▶ _Task goal_:
In your reply, repeat the full listing exactly and leave each picture out.

▶ _Dataset records_:
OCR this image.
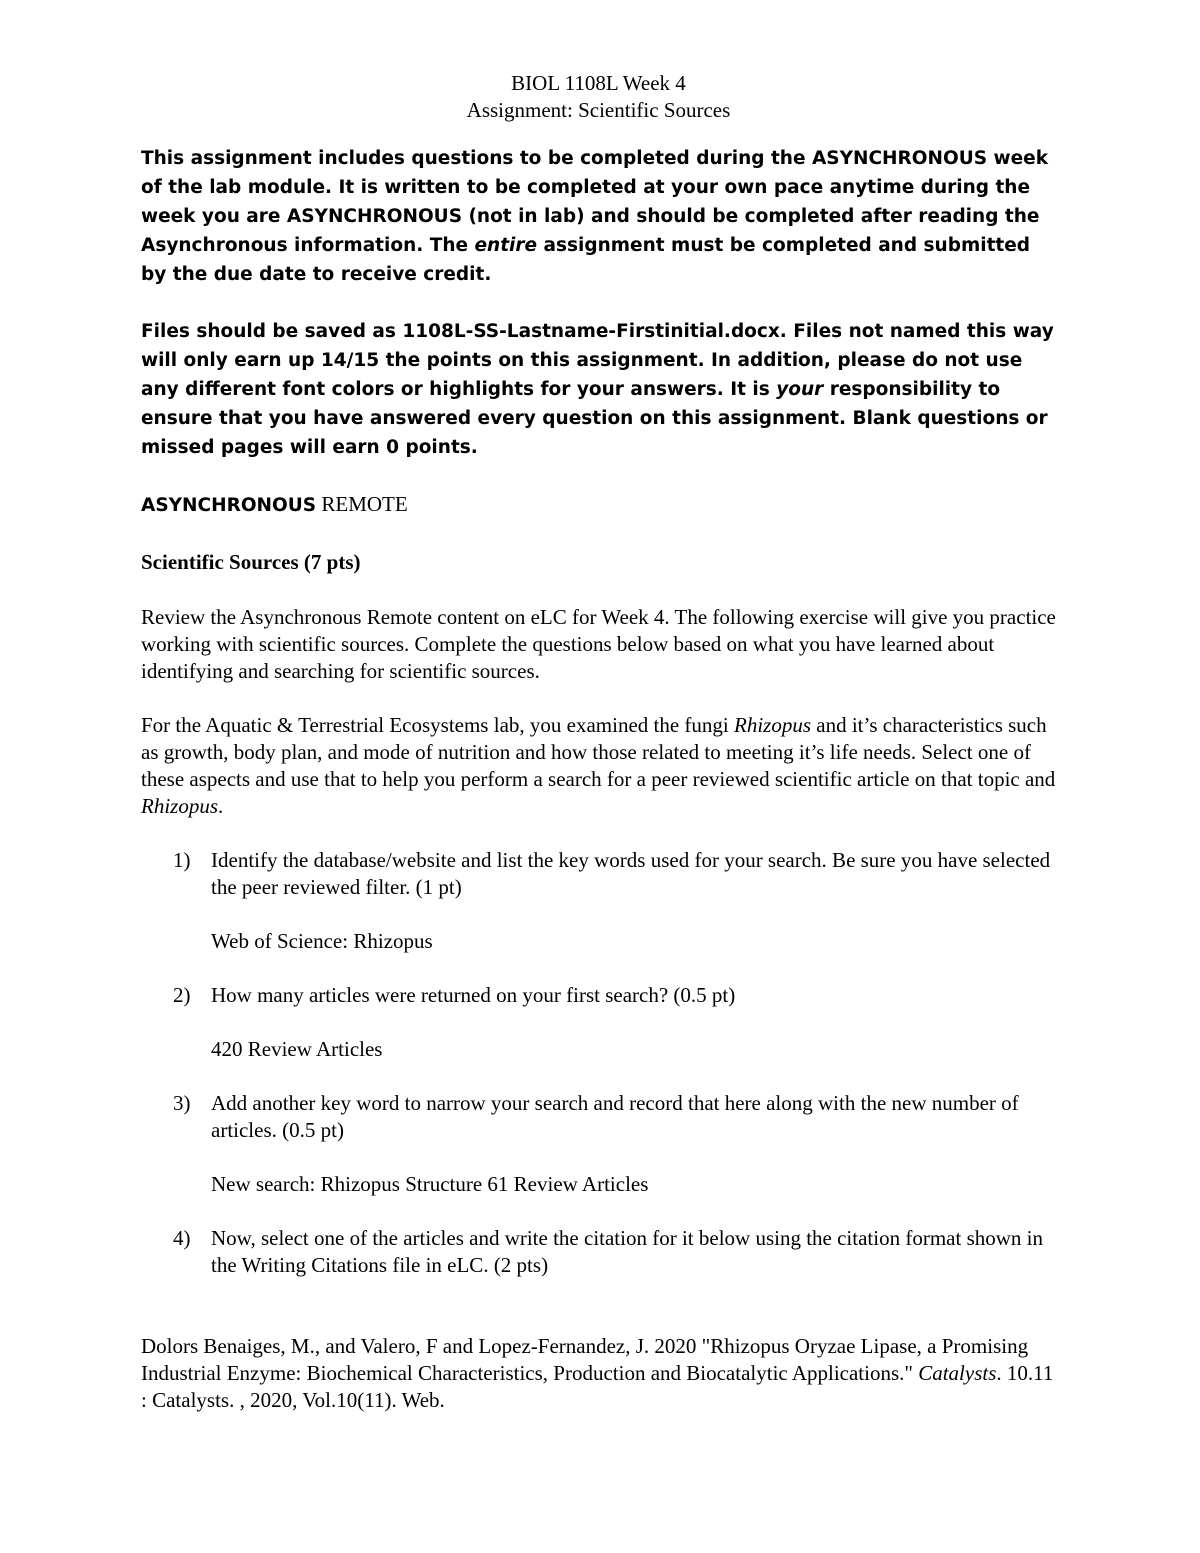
BIOL 1108L Week 4
Assignment: Scientific Sources

This assignment includes questions to be completed during the ASYNCHRONOUS week of the lab module. It is written to be completed at your own pace anytime during the week you are ASYNCHRONOUS (not in lab) and should be completed after reading the Asynchronous information. The entire assignment must be completed and submitted by the due date to receive credit.

Files should be saved as 1108L-SS-Lastname-Firstinitial.docx. Files not named this way will only earn up 14/15 the points on this assignment. In addition, please do not use any different font colors or highlights for your answers. It is your responsibility to ensure that you have answered every question on this assignment. Blank questions or missed pages will earn 0 points.

ASYNCHRONOUS REMOTE

Scientific Sources (7 pts)

Review the Asynchronous Remote content on eLC for Week 4. The following exercise will give you practice working with scientific sources. Complete the questions below based on what you have learned about identifying and searching for scientific sources.

For the Aquatic & Terrestrial Ecosystems lab, you examined the fungi Rhizopus and it’s characteristics such as growth, body plan, and mode of nutrition and how those related to meeting it’s life needs. Select one of these aspects and use that to help you perform a search for a peer reviewed scientific article on that topic and Rhizopus.

1) Identify the database/website and list the key words used for your search. Be sure you have selected the peer reviewed filter. (1 pt)
Web of Science: Rhizopus
2) How many articles were returned on your first search? (0.5 pt)
420 Review Articles
3) Add another key word to narrow your search and record that here along with the new number of articles. (0.5 pt)
New search: Rhizopus Structure 61 Review Articles
4) Now, select one of the articles and write the citation for it below using the citation format shown in the Writing Citations file in eLC. (2 pts)

Dolors Benaiges, M., and Valero, F and Lopez-Fernandez, J. 2020 "Rhizopus Oryzae Lipase, a Promising Industrial Enzyme: Biochemical Characteristics, Production and Biocatalytic Applications." Catalysts. 10.11 : Catalysts. , 2020, Vol.10(11). Web.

▶ _Response below_:
OCR this image.
BIOL 1108L Week 4
Assignment: Scientific Sources

This assignment includes questions to be completed during the ASYNCHRONOUS week of the lab module. It is written to be completed at your own pace anytime during the week you are ASYNCHRONOUS (not in lab) and should be completed after reading the Asynchronous information. The entire assignment must be completed and submitted by the due date to receive credit.

Files should be saved as 1108L-SS-Lastname-Firstinitial.docx. Files not named this way will only earn up 14/15 the points on this assignment. In addition, please do not use any different font colors or highlights for your answers. It is your responsibility to ensure that you have answered every question on this assignment. Blank questions or missed pages will earn 0 points.

ASYNCHRONOUS REMOTE

Scientific Sources (7 pts)

Review the Asynchronous Remote content on eLC for Week 4. The following exercise will give you practice working with scientific sources. Complete the questions below based on what you have learned about identifying and searching for scientific sources.

For the Aquatic & Terrestrial Ecosystems lab, you examined the fungi Rhizopus and it’s characteristics such as growth, body plan, and mode of nutrition and how those related to meeting it’s life needs. Select one of these aspects and use that to help you perform a search for a peer reviewed scientific article on that topic and Rhizopus.

1) Identify the database/website and list the key words used for your search. Be sure you have selected the peer reviewed filter. (1 pt)
Web of Science: Rhizopus
2) How many articles were returned on your first search? (0.5 pt)
420 Review Articles
3) Add another key word to narrow your search and record that here along with the new number of articles. (0.5 pt)
New search: Rhizopus Structure 61 Review Articles
4) Now, select one of the articles and write the citation for it below using the citation format shown in the Writing Citations file in eLC. (2 pts)

Dolors Benaiges, M., and Valero, F and Lopez-Fernandez, J. 2020 "Rhizopus Oryzae Lipase, a Promising Industrial Enzyme: Biochemical Characteristics, Production and Biocatalytic Applications." Catalysts. 10.11 : Catalysts. , 2020, Vol.10(11). Web.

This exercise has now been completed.